- Task prompt: Extract every entry word for word. Skip the pictures.

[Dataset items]
[start]

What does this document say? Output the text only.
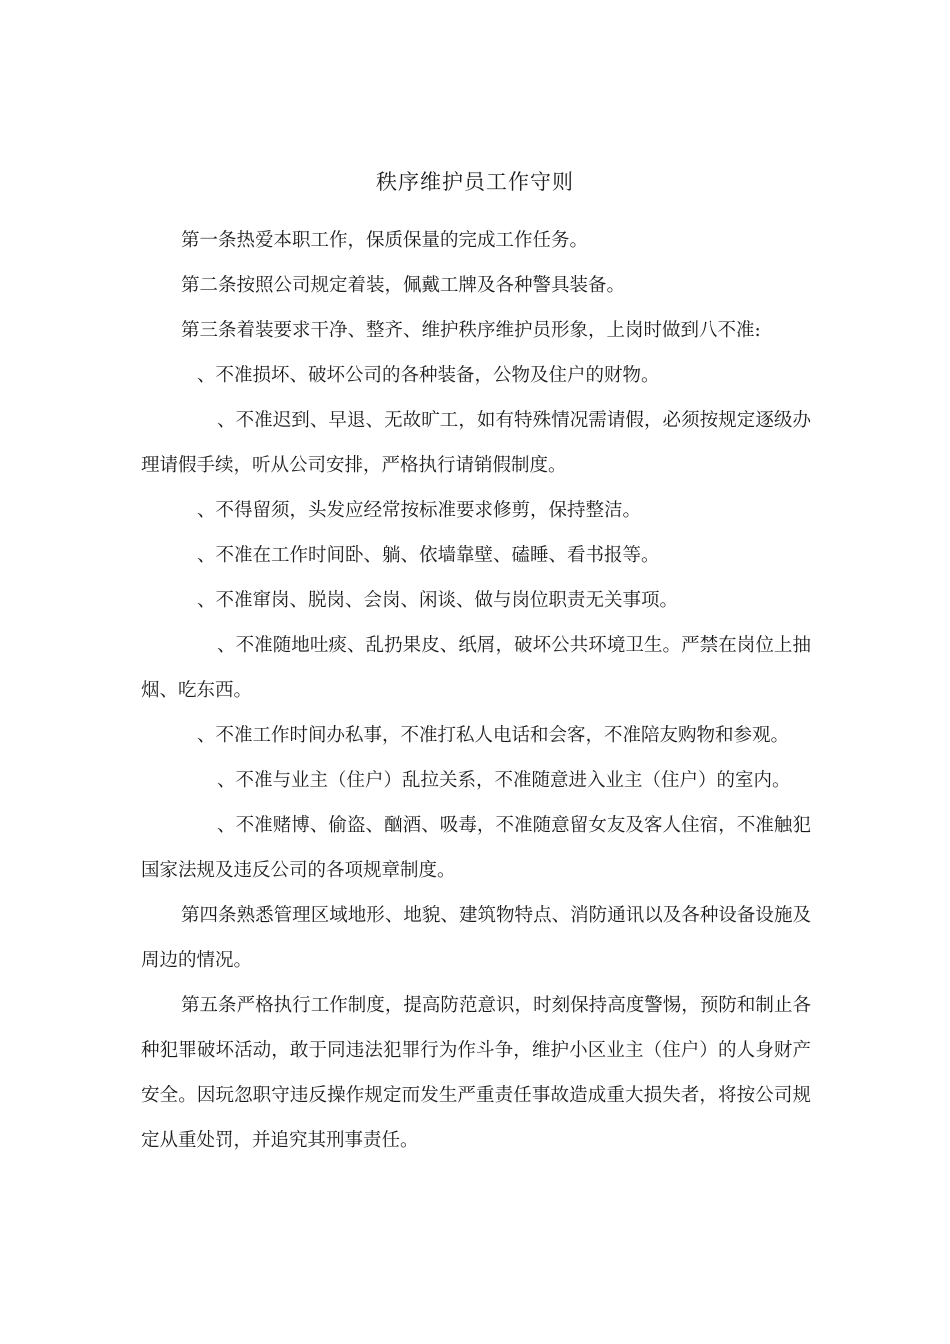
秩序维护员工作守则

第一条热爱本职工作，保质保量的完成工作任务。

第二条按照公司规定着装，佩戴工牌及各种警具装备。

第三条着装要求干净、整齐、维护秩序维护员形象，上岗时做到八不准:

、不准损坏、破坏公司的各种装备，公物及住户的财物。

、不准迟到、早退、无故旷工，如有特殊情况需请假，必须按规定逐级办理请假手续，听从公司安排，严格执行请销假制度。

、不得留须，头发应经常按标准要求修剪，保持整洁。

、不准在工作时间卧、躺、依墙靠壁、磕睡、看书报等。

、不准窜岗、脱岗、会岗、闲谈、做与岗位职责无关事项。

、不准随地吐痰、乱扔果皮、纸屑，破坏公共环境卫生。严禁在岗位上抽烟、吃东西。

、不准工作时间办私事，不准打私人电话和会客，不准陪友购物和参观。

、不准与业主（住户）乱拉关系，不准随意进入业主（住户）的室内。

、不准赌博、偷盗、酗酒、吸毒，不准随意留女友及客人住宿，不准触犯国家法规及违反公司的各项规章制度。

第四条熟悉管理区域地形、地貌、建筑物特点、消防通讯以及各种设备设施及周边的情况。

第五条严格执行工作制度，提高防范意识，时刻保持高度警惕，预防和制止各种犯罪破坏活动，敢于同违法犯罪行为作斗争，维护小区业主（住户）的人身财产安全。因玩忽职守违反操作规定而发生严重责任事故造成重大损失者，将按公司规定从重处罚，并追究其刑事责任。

[end]

- Result:
What does this document say? Output the text only.
秩序维护员工作守则

第一条热爱本职工作，保质保量的完成工作任务。

第二条按照公司规定着装，佩戴工牌及各种警具装备。

第三条着装要求干净、整齐、维护秩序维护员形象，上岗时做到八不准:

、不准损坏、破坏公司的各种装备，公物及住户的财物。

、不准迟到、早退、无故旷工，如有特殊情况需请假，必须按规定逐级办理请假手续，听从公司安排，严格执行请销假制度。

、不得留须，头发应经常按标准要求修剪，保持整洁。

、不准在工作时间卧、躺、依墙靠壁、磕睡、看书报等。

、不准窜岗、脱岗、会岗、闲谈、做与岗位职责无关事项。

、不准随地吐痰、乱扔果皮、纸屑，破坏公共环境卫生。严禁在岗位上抽烟、吃东西。

、不准工作时间办私事，不准打私人电话和会客，不准陪友购物和参观。

、不准与业主（住户）乱拉关系，不准随意进入业主（住户）的室内。

、不准赌博、偷盗、酗酒、吸毒，不准随意留女友及客人住宿，不准触犯国家法规及违反公司的各项规章制度。

第四条熟悉管理区域地形、地貌、建筑物特点、消防通讯以及各种设备设施及周边的情况。

第五条严格执行工作制度，提高防范意识，时刻保持高度警惕，预防和制止各种犯罪破坏活动，敢于同违法犯罪行为作斗争，维护小区业主（住户）的人身财产安全。因玩忽职守违反操作规定而发生严重责任事故造成重大损失者，将按公司规定从重处罚，并追究其刑事责任。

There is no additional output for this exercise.